[Element-and-box listings]
■ ■ ■ ■ ■

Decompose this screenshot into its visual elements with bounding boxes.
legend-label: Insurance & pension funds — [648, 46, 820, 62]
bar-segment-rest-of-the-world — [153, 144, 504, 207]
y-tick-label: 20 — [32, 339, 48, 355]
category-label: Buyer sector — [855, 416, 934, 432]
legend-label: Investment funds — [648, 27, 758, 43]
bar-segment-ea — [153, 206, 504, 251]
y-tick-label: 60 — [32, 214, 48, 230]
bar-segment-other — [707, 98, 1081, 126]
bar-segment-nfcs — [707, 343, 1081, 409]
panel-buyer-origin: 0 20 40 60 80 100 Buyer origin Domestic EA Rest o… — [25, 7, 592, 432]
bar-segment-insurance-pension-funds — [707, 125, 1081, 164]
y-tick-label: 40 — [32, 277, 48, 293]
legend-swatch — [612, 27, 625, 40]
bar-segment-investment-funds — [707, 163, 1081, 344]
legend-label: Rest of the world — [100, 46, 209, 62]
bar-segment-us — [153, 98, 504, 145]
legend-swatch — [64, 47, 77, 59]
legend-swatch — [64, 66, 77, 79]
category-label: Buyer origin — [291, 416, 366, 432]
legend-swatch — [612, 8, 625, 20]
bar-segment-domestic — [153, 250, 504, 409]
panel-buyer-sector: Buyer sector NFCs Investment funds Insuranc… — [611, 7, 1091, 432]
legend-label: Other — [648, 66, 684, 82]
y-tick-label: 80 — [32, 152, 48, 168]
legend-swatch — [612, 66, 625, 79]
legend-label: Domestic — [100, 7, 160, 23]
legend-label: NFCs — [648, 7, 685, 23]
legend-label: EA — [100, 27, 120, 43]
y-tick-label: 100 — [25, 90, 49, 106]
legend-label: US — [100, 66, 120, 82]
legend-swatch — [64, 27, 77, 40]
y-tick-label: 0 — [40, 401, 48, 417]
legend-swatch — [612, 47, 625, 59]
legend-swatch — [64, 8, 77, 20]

■ ■ ■ ■ ■

Task – Pick out each line in the records above that contains the string "pension", and copy those lines.

Response for this exercise –
legend-label: Insurance & pension funds — [648, 46, 820, 62]
bar-segment-insurance-pension-funds — [707, 125, 1081, 164]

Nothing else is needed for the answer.